Task details –
Pictures don't belong in the copy; print all the records exactly.

Stored items from a collection –
◇ ◇ ◇ ◇ ◇
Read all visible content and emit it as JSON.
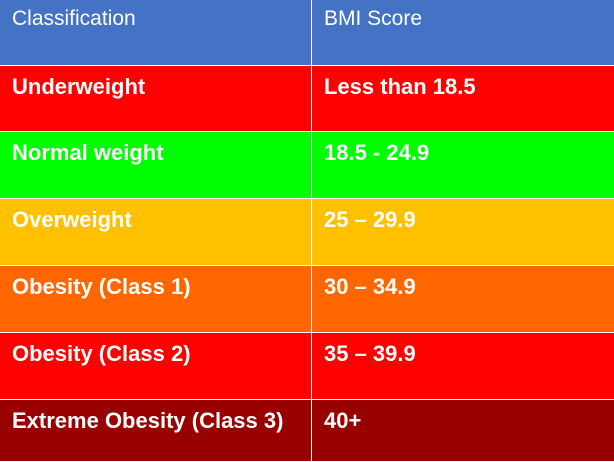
{
  "header": {
    "classification": "Classification",
    "bmi_score": "BMI Score",
    "color": "#4472c4"
  },
  "rows": [
    {
      "classification": "Underweight",
      "bmi": "Less than 18.5",
      "color": "#ff0000"
    },
    {
      "classification": "Normal weight",
      "bmi": "18.5 - 24.9",
      "color": "#00ff00"
    },
    {
      "classification": "Overweight",
      "bmi": "25 – 29.9",
      "color": "#ffc000"
    },
    {
      "classification": "Obesity (Class 1)",
      "bmi": "30 – 34.9",
      "color": "#ff6600"
    },
    {
      "classification": "Obesity (Class 2)",
      "bmi": "35 – 39.9",
      "color": "#ff0000"
    },
    {
      "classification": "Extreme Obesity (Class 3)",
      "bmi": "40+",
      "color": "#990000"
    }
  ]
}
◇ ◇ ◇ ◇ ◇
Answer to this exercise –
Read all visible content and emit it as JSON.
{
  "header": {
    "classification": "Classification",
    "bmi_score": "BMI Score",
    "color": "#4472c4"
  },
  "rows": [
    {
      "classification": "Underweight",
      "bmi": "Less than 18.5",
      "color": "#ff0000"
    },
    {
      "classification": "Normal weight",
      "bmi": "18.5 - 24.9",
      "color": "#00ff00"
    },
    {
      "classification": "Overweight",
      "bmi": "25 – 29.9",
      "color": "#ffc000"
    },
    {
      "classification": "Obesity (Class 1)",
      "bmi": "30 – 34.9",
      "color": "#ff6600"
    },
    {
      "classification": "Obesity (Class 2)",
      "bmi": "35 – 39.9",
      "color": "#ff0000"
    },
    {
      "classification": "Extreme Obesity (Class 3)",
      "bmi": "40+",
      "color": "#990000"
    }
  ]
}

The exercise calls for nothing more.